**Aim of the task**
Copy the listing below verbatim, from its first line down to the line containing "bar [844, 780, 956, 906]", including both of those lines.

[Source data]
══════════════════════════════

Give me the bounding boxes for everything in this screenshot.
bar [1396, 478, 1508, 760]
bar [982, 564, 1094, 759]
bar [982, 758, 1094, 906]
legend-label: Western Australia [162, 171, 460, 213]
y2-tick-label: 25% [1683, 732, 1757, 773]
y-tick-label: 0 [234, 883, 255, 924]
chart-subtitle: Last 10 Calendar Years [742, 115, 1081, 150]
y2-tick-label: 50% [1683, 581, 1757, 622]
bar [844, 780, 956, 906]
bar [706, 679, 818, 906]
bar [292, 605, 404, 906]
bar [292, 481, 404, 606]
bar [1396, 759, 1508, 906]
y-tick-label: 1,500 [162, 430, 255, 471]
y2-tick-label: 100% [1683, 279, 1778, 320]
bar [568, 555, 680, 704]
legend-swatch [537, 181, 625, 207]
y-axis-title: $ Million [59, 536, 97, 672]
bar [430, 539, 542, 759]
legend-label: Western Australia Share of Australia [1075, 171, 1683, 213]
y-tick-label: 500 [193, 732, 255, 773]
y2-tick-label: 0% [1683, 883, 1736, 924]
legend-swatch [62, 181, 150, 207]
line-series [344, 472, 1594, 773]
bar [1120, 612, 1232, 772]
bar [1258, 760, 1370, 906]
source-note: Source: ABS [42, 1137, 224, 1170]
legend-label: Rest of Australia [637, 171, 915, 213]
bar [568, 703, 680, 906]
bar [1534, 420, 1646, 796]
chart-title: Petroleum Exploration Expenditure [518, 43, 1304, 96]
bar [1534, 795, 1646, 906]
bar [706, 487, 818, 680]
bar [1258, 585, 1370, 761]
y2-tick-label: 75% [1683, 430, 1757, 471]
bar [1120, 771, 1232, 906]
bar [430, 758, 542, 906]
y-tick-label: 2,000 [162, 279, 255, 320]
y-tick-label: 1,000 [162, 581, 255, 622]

══════════════════════════════

**Written response**
Give me the bounding boxes for everything in this screenshot.
bar [1396, 478, 1508, 760]
bar [982, 564, 1094, 759]
bar [982, 758, 1094, 906]
legend-label: Western Australia [162, 171, 460, 213]
y2-tick-label: 25% [1683, 732, 1757, 773]
y-tick-label: 0 [234, 883, 255, 924]
chart-subtitle: Last 10 Calendar Years [742, 115, 1081, 150]
y2-tick-label: 50% [1683, 581, 1757, 622]
bar [844, 780, 956, 906]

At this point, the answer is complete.